◆ **Description of the task**: Copy the lines below as they are; omit the images they contain.

** start Input records **

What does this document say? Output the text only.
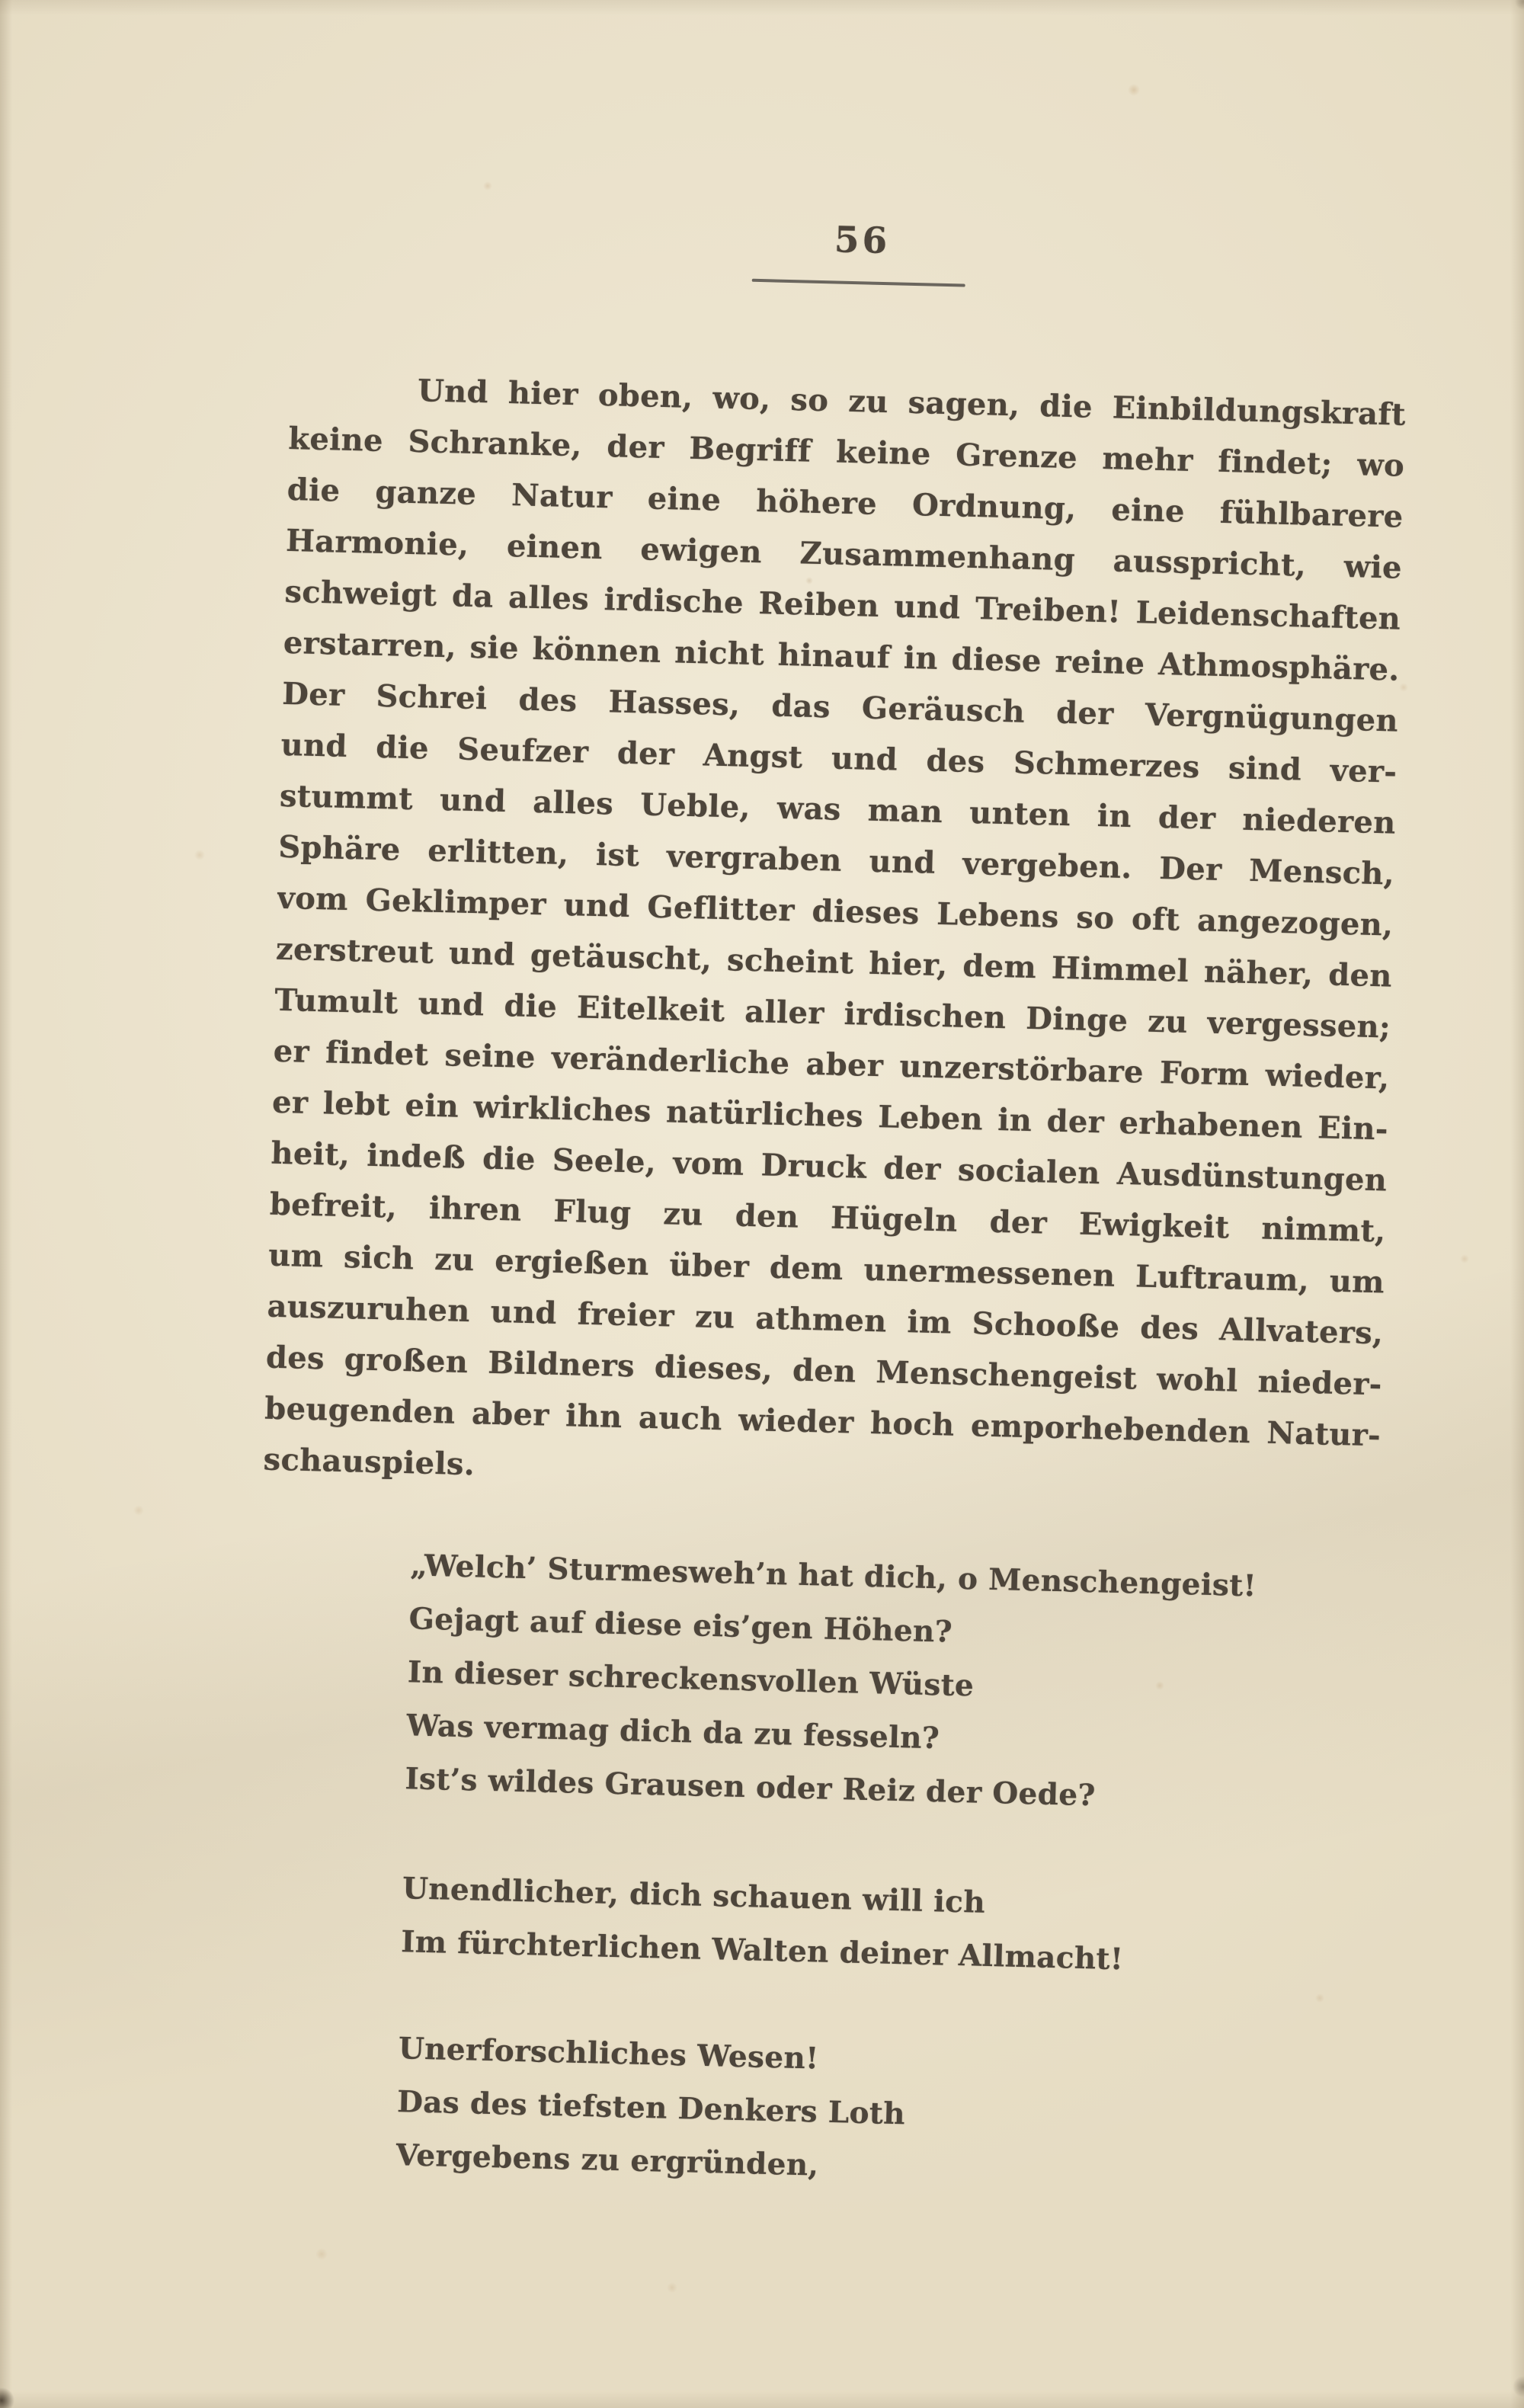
56
Und hier oben, wo, so zu sagen, die Einbildungskraft
keine Schranke, der Begriff keine Grenze mehr findet; wo
die ganze Natur eine höhere Ordnung, eine fühlbarere
Harmonie, einen ewigen Zusammenhang ausspricht, wie
schweigt da alles irdische Reiben und Treiben! Leidenschaften
erstarren, sie können nicht hinauf in diese reine Athmosphäre.
Der Schrei des Hasses, das Geräusch der Vergnügungen
und die Seufzer der Angst und des Schmerzes sind ver-
stummt und alles Ueble, was man unten in der niederen
Sphäre erlitten, ist vergraben und vergeben. Der Mensch,
vom Geklimper und Geflitter dieses Lebens so oft angezogen,
zerstreut und getäuscht, scheint hier, dem Himmel näher, den
Tumult und die Eitelkeit aller irdischen Dinge zu vergessen;
er findet seine veränderliche aber unzerstörbare Form wieder,
er lebt ein wirkliches natürliches Leben in der erhabenen Ein-
heit, indeß die Seele, vom Druck der socialen Ausdünstungen
befreit, ihren Flug zu den Hügeln der Ewigkeit nimmt,
um sich zu ergießen über dem unermessenen Luftraum, um
auszuruhen und freier zu athmen im Schooße des Allvaters,
des großen Bildners dieses, den Menschengeist wohl nieder-
beugenden aber ihn auch wieder hoch emporhebenden Natur-
schauspiels.
„Welch’ Sturmesweh’n hat dich, o Menschengeist!
Gejagt auf diese eis’gen Höhen?
In dieser schreckensvollen Wüste
Was vermag dich da zu fesseln?
Ist’s wildes Grausen oder Reiz der Oede?
Unendlicher, dich schauen will ich
Im fürchterlichen Walten deiner Allmacht!
Unerforschliches Wesen!
Das des tiefsten Denkers Loth
Vergebens zu ergründen,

** end Input records **

◆ **Final result**:
What does this document say? Output the text only.
56
Und hier oben, wo, so zu sagen, die Einbildungskraft
keine Schranke, der Begriff keine Grenze mehr findet; wo
die ganze Natur eine höhere Ordnung, eine fühlbarere
Harmonie, einen ewigen Zusammenhang ausspricht, wie
schweigt da alles irdische Reiben und Treiben! Leidenschaften
erstarren, sie können nicht hinauf in diese reine Athmosphäre.
Der Schrei des Hasses, das Geräusch der Vergnügungen
und die Seufzer der Angst und des Schmerzes sind ver-
stummt und alles Ueble, was man unten in der niederen
Sphäre erlitten, ist vergraben und vergeben. Der Mensch,
vom Geklimper und Geflitter dieses Lebens so oft angezogen,
zerstreut und getäuscht, scheint hier, dem Himmel näher, den
Tumult und die Eitelkeit aller irdischen Dinge zu vergessen;
er findet seine veränderliche aber unzerstörbare Form wieder,
er lebt ein wirkliches natürliches Leben in der erhabenen Ein-
heit, indeß die Seele, vom Druck der socialen Ausdünstungen
befreit, ihren Flug zu den Hügeln der Ewigkeit nimmt,
um sich zu ergießen über dem unermessenen Luftraum, um
auszuruhen und freier zu athmen im Schooße des Allvaters,
des großen Bildners dieses, den Menschengeist wohl nieder-
beugenden aber ihn auch wieder hoch emporhebenden Natur-
schauspiels.
„Welch’ Sturmesweh’n hat dich, o Menschengeist!
Gejagt auf diese eis’gen Höhen?
In dieser schreckensvollen Wüste
Was vermag dich da zu fesseln?
Ist’s wildes Grausen oder Reiz der Oede?
Unendlicher, dich schauen will ich
Im fürchterlichen Walten deiner Allmacht!
Unerforschliches Wesen!
Das des tiefsten Denkers Loth
Vergebens zu ergründen,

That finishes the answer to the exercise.